* DATASET CONTENT *
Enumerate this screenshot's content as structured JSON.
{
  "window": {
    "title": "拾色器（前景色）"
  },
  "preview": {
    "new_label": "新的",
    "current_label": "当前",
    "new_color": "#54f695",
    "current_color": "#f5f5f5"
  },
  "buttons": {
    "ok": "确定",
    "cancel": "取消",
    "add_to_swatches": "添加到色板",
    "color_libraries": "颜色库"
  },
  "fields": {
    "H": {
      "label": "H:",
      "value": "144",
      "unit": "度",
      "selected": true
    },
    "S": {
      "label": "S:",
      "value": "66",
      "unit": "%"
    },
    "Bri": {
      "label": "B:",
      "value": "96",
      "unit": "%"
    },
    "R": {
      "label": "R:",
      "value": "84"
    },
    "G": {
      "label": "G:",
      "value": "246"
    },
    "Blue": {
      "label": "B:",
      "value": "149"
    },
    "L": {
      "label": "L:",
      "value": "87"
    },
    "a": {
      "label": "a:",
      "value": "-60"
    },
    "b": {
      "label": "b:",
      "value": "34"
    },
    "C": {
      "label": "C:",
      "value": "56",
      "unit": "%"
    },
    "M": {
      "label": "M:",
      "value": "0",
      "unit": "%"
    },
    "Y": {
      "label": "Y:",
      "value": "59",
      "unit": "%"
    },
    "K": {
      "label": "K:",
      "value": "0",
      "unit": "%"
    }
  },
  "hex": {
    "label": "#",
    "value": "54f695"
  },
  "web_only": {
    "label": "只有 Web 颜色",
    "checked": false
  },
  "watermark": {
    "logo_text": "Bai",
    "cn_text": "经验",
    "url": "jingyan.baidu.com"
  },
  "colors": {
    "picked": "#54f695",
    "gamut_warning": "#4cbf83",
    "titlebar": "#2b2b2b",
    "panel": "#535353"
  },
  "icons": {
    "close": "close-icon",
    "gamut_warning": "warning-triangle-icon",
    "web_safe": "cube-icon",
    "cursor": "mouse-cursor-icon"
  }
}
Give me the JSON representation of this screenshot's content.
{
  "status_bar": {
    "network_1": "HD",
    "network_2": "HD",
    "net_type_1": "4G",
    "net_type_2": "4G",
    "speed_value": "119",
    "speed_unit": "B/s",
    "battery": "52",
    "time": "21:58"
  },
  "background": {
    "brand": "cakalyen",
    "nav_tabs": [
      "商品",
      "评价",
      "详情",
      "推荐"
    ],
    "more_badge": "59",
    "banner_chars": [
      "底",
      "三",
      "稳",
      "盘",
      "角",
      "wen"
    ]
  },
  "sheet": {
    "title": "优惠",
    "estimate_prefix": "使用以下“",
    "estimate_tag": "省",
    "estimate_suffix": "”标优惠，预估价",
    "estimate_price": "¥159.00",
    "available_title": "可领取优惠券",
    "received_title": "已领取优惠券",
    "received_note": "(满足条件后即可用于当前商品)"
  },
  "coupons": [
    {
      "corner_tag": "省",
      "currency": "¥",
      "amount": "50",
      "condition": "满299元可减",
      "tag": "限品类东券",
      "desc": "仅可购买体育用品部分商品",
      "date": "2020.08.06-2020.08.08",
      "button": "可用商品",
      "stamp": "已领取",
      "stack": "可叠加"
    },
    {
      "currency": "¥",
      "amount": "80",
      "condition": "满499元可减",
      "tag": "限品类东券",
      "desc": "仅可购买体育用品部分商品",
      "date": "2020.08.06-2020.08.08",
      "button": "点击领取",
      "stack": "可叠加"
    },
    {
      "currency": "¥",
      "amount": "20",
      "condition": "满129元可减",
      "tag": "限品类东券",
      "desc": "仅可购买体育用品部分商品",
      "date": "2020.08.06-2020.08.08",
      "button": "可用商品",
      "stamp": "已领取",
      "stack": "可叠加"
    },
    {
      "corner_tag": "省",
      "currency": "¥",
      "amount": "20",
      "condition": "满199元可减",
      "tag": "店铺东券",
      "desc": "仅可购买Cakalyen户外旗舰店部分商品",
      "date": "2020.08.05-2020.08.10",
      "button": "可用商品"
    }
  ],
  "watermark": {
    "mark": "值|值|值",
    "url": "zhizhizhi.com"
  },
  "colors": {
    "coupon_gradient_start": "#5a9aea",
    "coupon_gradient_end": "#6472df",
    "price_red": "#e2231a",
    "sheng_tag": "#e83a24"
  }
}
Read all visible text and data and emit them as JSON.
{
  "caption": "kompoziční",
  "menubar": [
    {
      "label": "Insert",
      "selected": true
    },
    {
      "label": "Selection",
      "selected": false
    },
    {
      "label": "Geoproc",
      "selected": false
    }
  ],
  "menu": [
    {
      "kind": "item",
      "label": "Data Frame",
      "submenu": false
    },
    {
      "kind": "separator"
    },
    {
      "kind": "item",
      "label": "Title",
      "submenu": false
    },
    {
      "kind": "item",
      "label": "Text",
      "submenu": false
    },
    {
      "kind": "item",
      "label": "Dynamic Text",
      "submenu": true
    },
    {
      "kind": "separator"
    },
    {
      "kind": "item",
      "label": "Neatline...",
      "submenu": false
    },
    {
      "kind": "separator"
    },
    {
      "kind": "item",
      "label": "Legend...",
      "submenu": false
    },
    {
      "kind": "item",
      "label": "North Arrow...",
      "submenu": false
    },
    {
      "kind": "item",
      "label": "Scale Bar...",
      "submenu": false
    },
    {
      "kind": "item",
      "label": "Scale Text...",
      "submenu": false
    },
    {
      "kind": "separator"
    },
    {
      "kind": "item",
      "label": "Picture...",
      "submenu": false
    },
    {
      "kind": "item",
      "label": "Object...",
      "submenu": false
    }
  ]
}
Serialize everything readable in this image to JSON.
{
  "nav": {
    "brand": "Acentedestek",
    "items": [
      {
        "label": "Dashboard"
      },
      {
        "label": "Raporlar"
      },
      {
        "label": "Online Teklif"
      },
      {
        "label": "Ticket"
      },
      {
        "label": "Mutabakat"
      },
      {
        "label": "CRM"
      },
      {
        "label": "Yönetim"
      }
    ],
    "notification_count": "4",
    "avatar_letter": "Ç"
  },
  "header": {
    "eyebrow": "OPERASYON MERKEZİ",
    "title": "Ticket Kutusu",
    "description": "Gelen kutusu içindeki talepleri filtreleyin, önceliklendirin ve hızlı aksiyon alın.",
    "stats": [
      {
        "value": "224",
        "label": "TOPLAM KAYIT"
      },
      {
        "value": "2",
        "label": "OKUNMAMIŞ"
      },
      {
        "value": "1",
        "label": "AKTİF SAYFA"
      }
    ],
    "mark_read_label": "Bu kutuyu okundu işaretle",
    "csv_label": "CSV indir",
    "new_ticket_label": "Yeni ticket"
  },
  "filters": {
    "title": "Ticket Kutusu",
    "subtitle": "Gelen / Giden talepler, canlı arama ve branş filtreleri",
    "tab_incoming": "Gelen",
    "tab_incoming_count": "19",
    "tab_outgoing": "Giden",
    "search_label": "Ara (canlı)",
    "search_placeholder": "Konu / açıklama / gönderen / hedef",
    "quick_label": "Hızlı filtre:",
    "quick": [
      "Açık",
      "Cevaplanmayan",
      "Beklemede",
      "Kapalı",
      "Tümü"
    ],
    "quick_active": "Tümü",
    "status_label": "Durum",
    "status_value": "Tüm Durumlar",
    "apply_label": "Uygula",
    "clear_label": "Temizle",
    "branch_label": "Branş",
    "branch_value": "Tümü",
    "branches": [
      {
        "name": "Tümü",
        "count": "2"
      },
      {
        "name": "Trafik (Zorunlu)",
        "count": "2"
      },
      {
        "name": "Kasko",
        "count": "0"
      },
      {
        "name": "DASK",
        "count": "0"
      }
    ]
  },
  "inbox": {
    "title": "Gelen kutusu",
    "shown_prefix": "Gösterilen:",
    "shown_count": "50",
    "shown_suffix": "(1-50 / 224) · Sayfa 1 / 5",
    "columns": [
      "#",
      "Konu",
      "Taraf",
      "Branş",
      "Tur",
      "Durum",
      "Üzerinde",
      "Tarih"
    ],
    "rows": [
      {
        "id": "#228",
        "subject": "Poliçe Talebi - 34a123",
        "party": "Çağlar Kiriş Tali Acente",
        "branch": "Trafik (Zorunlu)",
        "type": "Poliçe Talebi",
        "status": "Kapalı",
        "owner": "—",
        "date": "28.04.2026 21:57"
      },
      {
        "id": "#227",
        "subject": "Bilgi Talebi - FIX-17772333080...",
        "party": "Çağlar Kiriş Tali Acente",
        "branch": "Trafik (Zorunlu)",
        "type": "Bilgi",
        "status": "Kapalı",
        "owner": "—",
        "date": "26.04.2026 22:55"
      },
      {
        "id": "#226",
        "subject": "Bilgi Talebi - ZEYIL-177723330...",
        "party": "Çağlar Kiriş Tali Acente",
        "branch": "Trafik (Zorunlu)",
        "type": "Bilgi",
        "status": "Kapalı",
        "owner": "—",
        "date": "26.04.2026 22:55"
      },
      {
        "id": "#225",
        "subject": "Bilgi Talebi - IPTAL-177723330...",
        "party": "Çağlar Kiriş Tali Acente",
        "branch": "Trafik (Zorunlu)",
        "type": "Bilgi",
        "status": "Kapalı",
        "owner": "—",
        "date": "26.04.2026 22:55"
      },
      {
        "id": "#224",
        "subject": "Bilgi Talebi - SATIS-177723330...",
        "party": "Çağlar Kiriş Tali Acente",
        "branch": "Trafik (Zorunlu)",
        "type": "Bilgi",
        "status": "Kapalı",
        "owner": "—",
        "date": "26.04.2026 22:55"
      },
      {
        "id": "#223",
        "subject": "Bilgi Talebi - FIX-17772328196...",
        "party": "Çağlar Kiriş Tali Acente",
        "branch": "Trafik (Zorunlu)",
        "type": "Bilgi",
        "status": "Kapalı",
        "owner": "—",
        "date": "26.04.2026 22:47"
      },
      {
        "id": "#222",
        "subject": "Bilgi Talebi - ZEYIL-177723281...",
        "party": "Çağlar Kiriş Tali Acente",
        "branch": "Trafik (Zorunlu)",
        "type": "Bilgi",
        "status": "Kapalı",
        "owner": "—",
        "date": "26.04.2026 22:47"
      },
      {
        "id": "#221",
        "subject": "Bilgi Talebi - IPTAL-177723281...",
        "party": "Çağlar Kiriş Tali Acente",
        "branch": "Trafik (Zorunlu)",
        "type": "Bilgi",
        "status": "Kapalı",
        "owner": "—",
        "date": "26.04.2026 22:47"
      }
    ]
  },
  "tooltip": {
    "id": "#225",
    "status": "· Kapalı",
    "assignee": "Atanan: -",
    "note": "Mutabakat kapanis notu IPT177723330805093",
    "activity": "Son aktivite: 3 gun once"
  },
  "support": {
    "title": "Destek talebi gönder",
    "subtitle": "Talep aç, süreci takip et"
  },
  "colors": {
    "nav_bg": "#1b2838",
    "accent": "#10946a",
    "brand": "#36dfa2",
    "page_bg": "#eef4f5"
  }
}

* PROBLEM DESCRIPTION *
Where a line of the material above holds the string "Gelen", copy that line.

* CORRECT RESPONSE *
    "description": "Gelen kutusu içindeki talepleri filtreleyin, önceliklendirin ve hızlı aksiyon alın.",
    "subtitle": "Gelen / Giden talepler, canlı arama ve branş filtreleri",
    "tab_incoming": "Gelen",
    "title": "Gelen kutusu",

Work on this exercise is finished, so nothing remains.